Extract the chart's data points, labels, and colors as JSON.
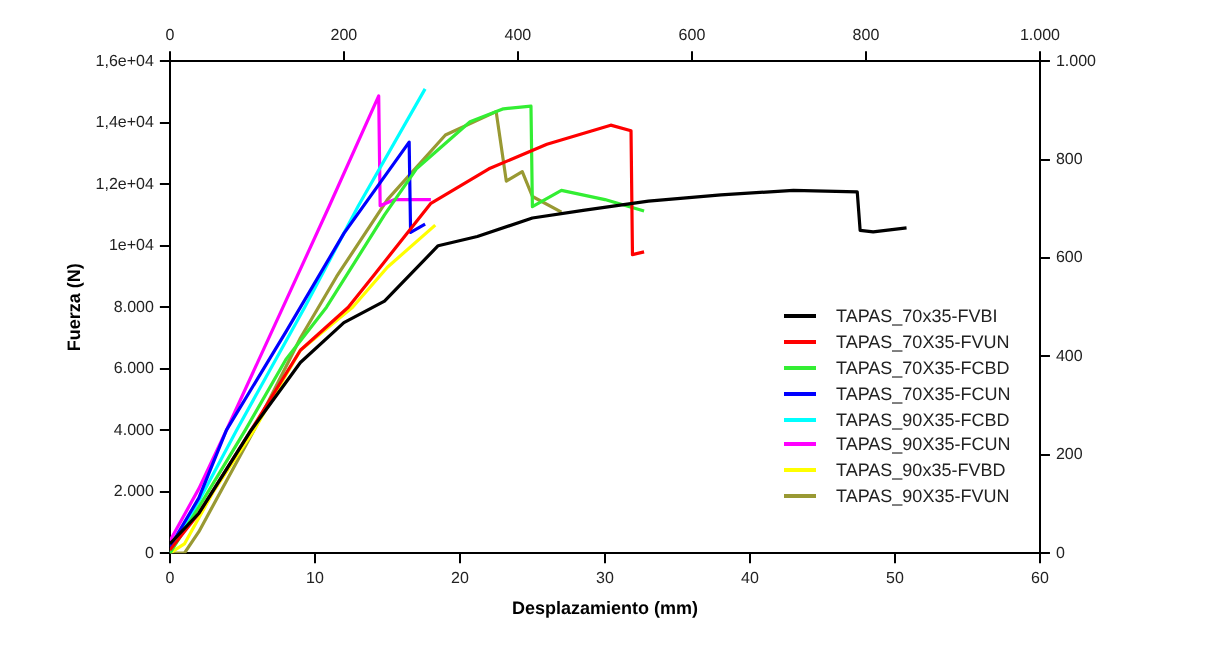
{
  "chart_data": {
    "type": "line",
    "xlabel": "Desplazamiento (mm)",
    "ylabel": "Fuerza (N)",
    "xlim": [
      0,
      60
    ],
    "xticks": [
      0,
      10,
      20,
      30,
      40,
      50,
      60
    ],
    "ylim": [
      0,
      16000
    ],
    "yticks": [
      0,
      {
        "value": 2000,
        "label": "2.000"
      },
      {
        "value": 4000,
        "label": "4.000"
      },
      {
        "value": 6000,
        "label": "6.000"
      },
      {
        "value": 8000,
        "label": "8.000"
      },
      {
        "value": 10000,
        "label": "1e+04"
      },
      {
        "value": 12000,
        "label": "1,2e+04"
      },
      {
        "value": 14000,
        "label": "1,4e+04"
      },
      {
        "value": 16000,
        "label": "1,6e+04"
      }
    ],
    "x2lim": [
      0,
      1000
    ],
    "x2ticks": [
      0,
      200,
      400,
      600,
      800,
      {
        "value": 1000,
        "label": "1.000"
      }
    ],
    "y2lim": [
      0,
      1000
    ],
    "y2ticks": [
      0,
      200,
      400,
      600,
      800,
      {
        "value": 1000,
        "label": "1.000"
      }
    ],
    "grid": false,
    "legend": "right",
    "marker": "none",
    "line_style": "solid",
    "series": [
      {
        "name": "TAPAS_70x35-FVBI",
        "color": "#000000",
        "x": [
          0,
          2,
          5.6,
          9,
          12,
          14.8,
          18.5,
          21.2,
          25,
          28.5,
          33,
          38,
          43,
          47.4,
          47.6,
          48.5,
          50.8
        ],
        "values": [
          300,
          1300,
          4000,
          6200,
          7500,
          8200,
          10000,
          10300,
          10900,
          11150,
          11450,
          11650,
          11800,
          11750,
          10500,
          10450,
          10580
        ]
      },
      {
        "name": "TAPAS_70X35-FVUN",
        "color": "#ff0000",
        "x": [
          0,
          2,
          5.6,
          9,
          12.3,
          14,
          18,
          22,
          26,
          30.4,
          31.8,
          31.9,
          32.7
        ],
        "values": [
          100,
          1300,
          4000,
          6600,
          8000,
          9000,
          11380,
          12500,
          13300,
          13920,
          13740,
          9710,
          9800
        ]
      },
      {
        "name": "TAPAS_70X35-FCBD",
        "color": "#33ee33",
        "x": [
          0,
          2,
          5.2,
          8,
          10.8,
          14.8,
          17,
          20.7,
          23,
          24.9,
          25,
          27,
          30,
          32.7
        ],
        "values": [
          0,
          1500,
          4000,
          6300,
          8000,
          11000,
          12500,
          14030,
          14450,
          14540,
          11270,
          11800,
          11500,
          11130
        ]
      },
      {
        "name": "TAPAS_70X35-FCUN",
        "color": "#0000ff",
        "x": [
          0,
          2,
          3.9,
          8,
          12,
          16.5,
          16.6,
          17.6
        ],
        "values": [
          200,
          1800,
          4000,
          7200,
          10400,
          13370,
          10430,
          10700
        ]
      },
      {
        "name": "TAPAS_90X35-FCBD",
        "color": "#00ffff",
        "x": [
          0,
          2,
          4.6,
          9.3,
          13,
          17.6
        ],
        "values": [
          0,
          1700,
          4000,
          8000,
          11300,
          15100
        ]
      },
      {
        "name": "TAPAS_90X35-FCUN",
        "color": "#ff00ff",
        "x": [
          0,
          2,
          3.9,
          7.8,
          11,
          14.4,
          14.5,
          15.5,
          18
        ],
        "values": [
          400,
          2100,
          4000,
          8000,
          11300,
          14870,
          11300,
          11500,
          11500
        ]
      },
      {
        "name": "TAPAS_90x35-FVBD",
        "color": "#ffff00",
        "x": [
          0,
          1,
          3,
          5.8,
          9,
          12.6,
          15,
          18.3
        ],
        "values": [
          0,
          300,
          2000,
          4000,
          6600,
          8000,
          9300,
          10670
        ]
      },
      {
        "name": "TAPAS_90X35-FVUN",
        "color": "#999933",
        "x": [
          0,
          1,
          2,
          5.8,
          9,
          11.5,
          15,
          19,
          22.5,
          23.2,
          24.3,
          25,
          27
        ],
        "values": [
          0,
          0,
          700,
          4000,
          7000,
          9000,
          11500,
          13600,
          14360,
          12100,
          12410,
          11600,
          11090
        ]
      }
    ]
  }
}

######

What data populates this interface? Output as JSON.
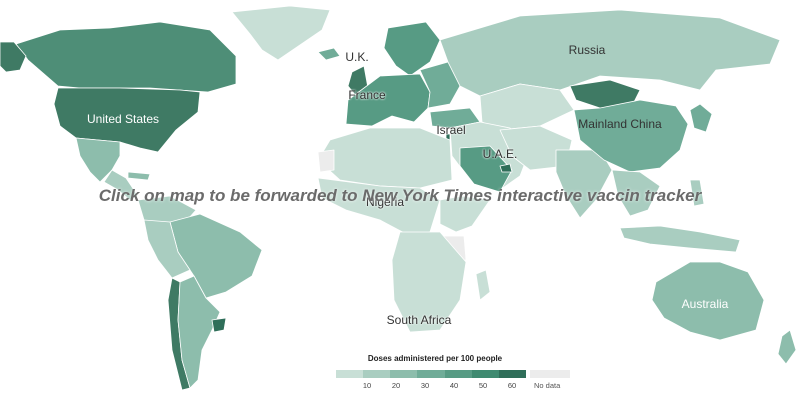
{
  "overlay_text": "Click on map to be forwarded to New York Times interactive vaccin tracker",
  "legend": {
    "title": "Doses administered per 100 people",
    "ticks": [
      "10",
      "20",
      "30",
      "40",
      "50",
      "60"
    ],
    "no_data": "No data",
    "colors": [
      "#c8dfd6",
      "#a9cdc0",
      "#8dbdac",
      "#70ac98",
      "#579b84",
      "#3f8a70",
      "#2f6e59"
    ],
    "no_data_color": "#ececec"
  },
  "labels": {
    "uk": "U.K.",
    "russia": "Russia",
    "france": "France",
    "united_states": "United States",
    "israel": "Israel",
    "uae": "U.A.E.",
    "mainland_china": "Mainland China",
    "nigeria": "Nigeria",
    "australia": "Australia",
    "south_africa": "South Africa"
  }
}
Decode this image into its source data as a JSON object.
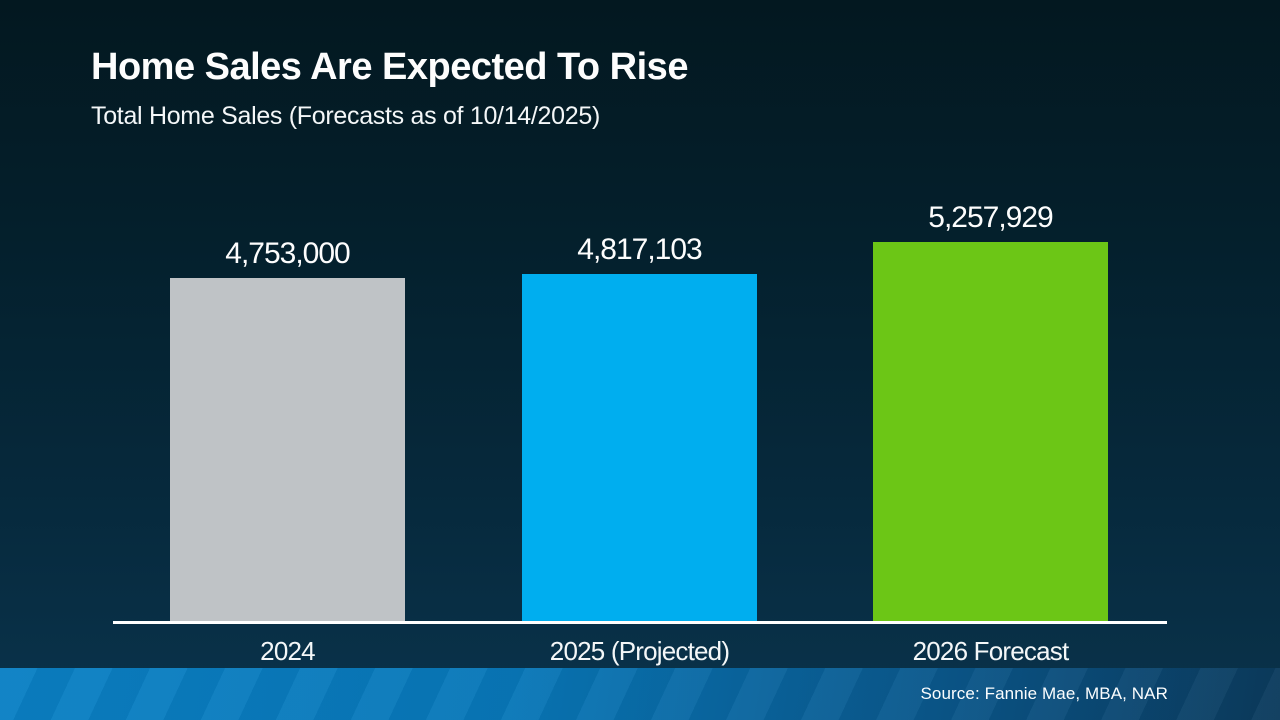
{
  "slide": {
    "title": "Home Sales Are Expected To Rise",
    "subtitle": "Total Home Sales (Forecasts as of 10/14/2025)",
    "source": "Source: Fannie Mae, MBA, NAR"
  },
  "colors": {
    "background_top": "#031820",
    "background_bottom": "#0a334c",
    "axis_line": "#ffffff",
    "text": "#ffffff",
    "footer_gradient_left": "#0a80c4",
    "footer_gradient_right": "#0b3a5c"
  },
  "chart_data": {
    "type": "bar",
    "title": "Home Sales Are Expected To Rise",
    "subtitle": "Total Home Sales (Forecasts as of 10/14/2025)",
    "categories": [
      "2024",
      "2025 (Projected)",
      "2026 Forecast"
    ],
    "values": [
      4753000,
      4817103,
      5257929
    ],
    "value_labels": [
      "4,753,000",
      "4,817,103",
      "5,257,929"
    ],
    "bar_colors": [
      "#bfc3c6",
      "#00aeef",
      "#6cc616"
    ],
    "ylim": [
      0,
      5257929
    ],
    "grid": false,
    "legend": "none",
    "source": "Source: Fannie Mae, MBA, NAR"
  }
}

######

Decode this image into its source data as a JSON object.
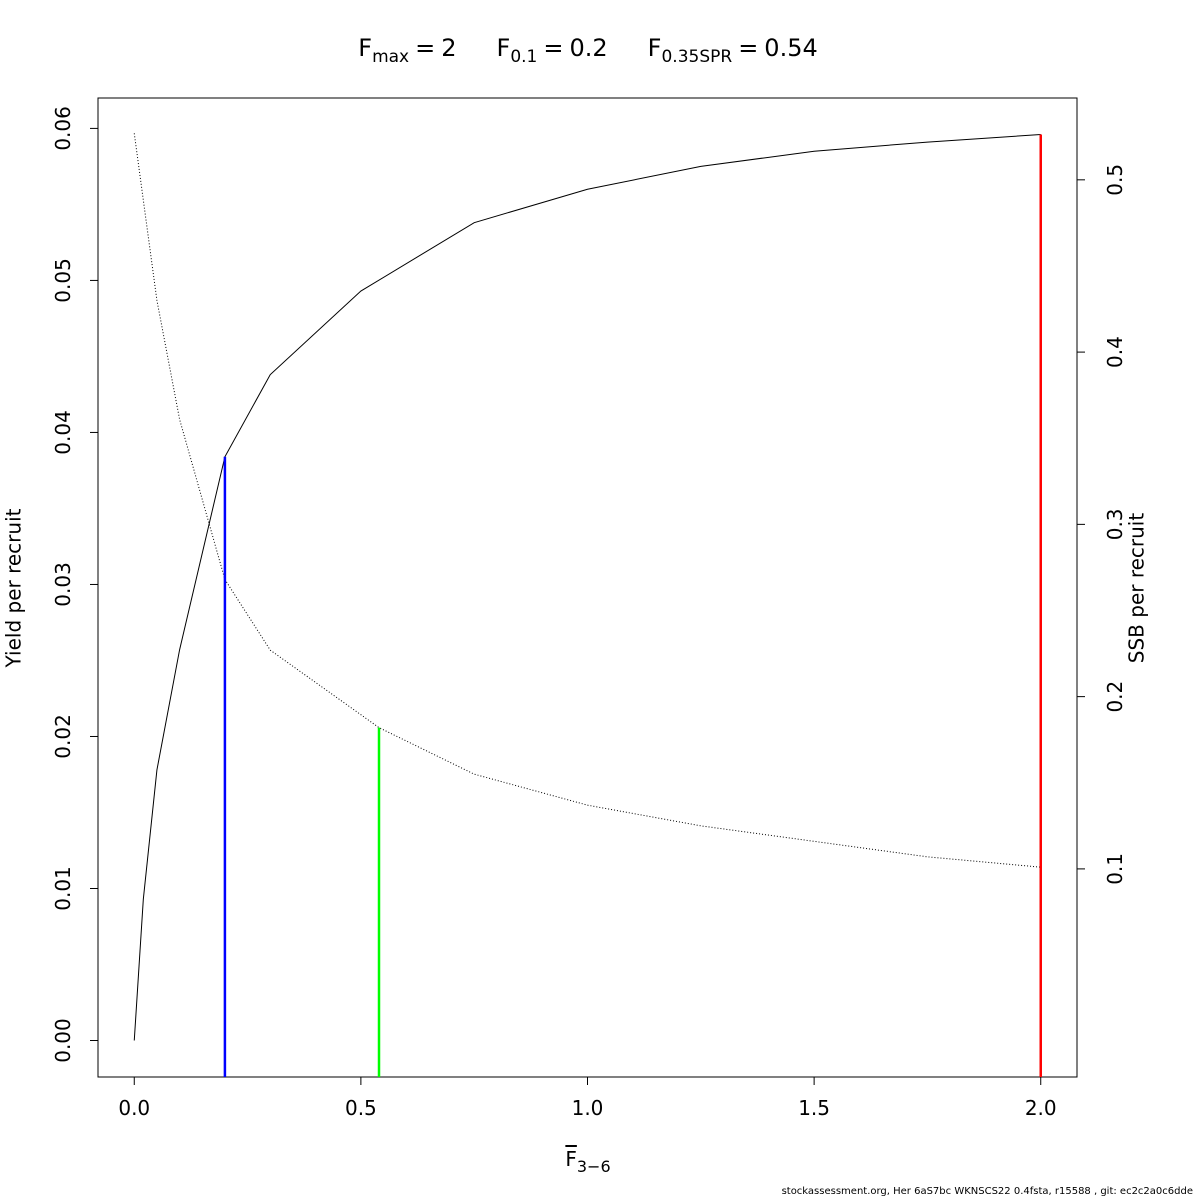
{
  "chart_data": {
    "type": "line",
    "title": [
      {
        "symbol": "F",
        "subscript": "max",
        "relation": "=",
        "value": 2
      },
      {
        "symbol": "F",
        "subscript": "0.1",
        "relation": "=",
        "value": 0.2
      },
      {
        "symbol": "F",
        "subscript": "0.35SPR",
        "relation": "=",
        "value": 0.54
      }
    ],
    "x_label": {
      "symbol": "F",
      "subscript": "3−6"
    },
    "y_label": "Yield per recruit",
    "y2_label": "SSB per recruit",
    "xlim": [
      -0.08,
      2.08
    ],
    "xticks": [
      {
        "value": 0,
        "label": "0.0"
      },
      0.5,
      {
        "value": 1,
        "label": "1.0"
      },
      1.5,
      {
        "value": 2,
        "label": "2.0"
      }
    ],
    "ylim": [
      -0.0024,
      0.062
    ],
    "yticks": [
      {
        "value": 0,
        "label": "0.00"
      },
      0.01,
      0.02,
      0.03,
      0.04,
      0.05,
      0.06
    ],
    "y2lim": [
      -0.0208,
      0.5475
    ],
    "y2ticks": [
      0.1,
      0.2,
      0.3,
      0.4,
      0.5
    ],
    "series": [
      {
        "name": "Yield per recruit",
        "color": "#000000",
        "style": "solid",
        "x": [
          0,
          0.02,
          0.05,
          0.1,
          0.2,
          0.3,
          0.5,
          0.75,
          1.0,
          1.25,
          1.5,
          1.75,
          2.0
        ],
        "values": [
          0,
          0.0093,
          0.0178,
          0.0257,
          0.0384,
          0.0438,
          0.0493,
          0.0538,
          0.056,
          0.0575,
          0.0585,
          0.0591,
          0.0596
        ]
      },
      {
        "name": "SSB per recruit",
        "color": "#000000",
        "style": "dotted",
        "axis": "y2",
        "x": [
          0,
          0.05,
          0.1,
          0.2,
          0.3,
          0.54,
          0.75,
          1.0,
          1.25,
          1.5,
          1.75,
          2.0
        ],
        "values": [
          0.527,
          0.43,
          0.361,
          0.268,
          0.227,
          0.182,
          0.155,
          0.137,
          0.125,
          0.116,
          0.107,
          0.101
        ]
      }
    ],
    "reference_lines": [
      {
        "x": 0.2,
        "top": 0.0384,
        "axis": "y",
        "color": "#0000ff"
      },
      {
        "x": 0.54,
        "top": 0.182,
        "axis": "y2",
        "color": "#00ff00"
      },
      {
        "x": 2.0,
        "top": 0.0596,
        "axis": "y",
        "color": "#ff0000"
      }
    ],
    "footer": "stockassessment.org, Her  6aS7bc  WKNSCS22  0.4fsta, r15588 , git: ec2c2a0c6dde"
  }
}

######

■ Task
Read the entries above, then pull out the lines that include "FCBD".

■ Written answer
        "name": "TAPAS_70X35-FCBD",
        "name": "TAPAS_90X35-FCBD",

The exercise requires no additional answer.